Work instructions: Repeat the whole listing exactly as written.

:: Records for the task

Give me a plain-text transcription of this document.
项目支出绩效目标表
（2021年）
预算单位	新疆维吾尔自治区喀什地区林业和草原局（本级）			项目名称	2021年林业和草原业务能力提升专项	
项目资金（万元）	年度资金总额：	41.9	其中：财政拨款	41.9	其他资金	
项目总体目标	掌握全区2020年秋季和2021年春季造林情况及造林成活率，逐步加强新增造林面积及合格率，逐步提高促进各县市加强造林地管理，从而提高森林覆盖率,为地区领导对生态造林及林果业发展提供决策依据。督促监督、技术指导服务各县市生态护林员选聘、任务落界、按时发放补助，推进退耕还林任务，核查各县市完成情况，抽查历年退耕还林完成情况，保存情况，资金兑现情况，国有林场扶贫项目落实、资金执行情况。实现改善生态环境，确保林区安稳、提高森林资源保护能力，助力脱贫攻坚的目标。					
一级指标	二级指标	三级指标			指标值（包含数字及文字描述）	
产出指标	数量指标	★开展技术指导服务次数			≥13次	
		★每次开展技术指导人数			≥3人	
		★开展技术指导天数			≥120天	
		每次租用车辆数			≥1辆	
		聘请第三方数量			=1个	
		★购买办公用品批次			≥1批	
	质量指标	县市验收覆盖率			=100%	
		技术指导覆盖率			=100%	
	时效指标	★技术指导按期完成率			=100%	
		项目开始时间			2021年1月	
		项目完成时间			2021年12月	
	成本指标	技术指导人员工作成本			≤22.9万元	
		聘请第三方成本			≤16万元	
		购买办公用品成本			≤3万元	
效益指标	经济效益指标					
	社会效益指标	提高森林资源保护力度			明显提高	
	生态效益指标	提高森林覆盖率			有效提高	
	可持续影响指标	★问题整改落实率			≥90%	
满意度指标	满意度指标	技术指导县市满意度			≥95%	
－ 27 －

::::

Solution for this problem:
Give me a plain-text transcription of this document.
项目支出绩效目标表
（2021年）
预算单位	新疆维吾尔自治区喀什地区林业和草原局（本级）			项目名称	2021年林业和草原业务能力提升专项	
项目资金（万元）	年度资金总额：	41.9	其中：财政拨款	41.9	其他资金	
项目总体目标	掌握全区2020年秋季和2021年春季造林情况及造林成活率，逐步加强新增造林面积及合格率，逐步提高促进各县市加强造林地管理，从而提高森林覆盖率,为地区领导对生态造林及林果业发展提供决策依据。督促监督、技术指导服务各县市生态护林员选聘、任务落界、按时发放补助，推进退耕还林任务，核查各县市完成情况，抽查历年退耕还林完成情况，保存情况，资金兑现情况，国有林场扶贫项目落实、资金执行情况。实现改善生态环境，确保林区安稳、提高森林资源保护能力，助力脱贫攻坚的目标。					
一级指标	二级指标	三级指标			指标值（包含数字及文字描述）	
产出指标	数量指标	★开展技术指导服务次数			≥13次	
		★每次开展技术指导人数			≥3人	
		★开展技术指导天数			≥120天	
		每次租用车辆数			≥1辆	
		聘请第三方数量			=1个	
		★购买办公用品批次			≥1批	
	质量指标	县市验收覆盖率			=100%	
		技术指导覆盖率			=100%	
	时效指标	★技术指导按期完成率			=100%	
		项目开始时间			2021年1月	
		项目完成时间			2021年12月	
	成本指标	技术指导人员工作成本			≤22.9万元	
		聘请第三方成本			≤16万元	
		购买办公用品成本			≤3万元	
效益指标	经济效益指标					
	社会效益指标	提高森林资源保护力度			明显提高	
	生态效益指标	提高森林覆盖率			有效提高	
	可持续影响指标	★问题整改落实率			≥90%	
满意度指标	满意度指标	技术指导县市满意度			≥95%	
－ 27 －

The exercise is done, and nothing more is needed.